▶ [GIVEN REQUEST]:
Transcribe the full listing below exactly.

(Saved entries)
──────

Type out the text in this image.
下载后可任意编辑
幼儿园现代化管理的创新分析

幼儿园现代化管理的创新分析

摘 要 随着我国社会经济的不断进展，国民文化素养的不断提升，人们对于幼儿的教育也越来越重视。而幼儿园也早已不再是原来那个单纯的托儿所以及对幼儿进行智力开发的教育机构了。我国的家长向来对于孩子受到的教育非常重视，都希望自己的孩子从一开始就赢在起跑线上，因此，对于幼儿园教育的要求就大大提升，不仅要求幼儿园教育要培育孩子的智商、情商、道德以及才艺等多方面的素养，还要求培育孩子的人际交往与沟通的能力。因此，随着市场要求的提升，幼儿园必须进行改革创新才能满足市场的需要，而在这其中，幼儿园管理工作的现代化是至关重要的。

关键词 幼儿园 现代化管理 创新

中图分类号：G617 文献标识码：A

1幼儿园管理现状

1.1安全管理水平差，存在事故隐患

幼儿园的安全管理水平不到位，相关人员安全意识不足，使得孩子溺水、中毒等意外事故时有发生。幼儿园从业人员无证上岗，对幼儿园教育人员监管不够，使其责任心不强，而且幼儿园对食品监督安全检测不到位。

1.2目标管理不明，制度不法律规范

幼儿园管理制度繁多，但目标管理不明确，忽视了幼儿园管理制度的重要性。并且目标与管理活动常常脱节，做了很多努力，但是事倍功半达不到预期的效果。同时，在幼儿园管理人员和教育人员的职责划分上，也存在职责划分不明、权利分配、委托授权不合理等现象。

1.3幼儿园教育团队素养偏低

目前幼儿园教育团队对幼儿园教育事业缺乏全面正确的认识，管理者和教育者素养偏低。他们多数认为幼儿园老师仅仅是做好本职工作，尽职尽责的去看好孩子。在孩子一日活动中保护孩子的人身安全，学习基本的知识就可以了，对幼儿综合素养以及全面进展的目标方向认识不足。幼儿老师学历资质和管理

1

──────

▶ [THE REPLY]:
Type out the text in this image.
下载后可任意编辑
幼儿园现代化管理的创新分析

幼儿园现代化管理的创新分析

摘 要 随着我国社会经济的不断进展，国民文化素养的不断提升，人们对于幼儿的教育也越来越重视。而幼儿园也早已不再是原来那个单纯的托儿所以及对幼儿进行智力开发的教育机构了。我国的家长向来对于孩子受到的教育非常重视，都希望自己的孩子从一开始就赢在起跑线上，因此，对于幼儿园教育的要求就大大提升，不仅要求幼儿园教育要培育孩子的智商、情商、道德以及才艺等多方面的素养，还要求培育孩子的人际交往与沟通的能力。因此，随着市场要求的提升，幼儿园必须进行改革创新才能满足市场的需要，而在这其中，幼儿园管理工作的现代化是至关重要的。

关键词 幼儿园 现代化管理 创新

中图分类号：G617 文献标识码：A

1幼儿园管理现状

1.1安全管理水平差，存在事故隐患

幼儿园的安全管理水平不到位，相关人员安全意识不足，使得孩子溺水、中毒等意外事故时有发生。幼儿园从业人员无证上岗，对幼儿园教育人员监管不够，使其责任心不强，而且幼儿园对食品监督安全检测不到位。

1.2目标管理不明，制度不法律规范

幼儿园管理制度繁多，但目标管理不明确，忽视了幼儿园管理制度的重要性。并且目标与管理活动常常脱节，做了很多努力，但是事倍功半达不到预期的效果。同时，在幼儿园管理人员和教育人员的职责划分上，也存在职责划分不明、权利分配、委托授权不合理等现象。

1.3幼儿园教育团队素养偏低

目前幼儿园教育团队对幼儿园教育事业缺乏全面正确的认识，管理者和教育者素养偏低。他们多数认为幼儿园老师仅仅是做好本职工作，尽职尽责的去看好孩子。在孩子一日活动中保护孩子的人身安全，学习基本的知识就可以了，对幼儿综合素养以及全面进展的目标方向认识不足。幼儿老师学历资质和管理

1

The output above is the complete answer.